Objective ▸
Identify each line below that contains the word "JSON", and copy it out.

Entries ▸
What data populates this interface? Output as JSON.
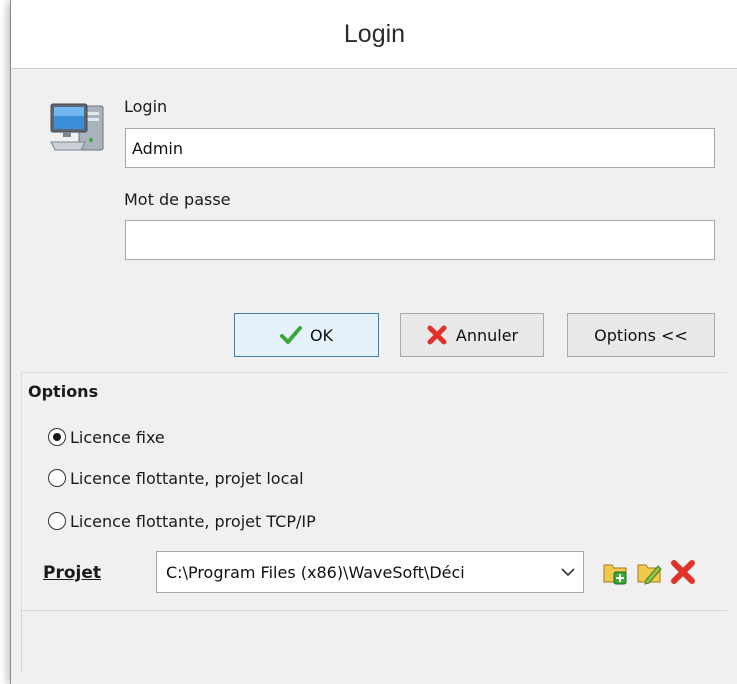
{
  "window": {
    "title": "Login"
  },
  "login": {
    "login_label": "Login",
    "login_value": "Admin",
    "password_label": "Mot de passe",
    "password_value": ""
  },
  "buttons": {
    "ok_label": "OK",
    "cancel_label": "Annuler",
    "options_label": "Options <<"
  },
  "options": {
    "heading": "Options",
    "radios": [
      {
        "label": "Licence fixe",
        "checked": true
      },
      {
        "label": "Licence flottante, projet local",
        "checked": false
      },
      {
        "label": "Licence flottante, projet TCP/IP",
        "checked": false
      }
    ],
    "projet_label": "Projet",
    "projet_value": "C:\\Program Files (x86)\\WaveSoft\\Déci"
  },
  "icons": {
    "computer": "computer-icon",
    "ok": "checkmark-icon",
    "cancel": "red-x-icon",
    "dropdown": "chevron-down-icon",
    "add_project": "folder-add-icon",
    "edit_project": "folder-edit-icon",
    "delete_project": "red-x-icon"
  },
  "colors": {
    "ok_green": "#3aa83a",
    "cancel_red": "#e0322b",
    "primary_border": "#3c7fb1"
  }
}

* * *

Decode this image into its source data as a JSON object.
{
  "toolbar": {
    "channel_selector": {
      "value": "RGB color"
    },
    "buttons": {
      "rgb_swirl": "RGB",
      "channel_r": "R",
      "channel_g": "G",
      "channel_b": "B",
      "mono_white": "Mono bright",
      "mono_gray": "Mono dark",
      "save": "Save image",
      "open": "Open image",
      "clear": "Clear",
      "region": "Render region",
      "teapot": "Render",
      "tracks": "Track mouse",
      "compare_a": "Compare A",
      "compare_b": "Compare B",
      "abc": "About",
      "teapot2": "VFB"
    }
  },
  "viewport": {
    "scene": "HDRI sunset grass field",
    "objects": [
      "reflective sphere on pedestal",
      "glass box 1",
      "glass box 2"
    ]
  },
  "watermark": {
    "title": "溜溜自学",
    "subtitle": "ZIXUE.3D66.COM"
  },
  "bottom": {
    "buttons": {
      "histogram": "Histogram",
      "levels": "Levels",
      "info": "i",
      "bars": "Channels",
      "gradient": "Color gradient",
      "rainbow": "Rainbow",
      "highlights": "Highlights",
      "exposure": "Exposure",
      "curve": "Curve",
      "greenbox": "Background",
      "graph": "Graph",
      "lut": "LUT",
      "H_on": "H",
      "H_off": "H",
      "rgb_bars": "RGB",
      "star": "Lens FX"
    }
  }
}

The reply ▸
What data populates this interface? Output as JSON.
Decode this image into its source data as a JSON object.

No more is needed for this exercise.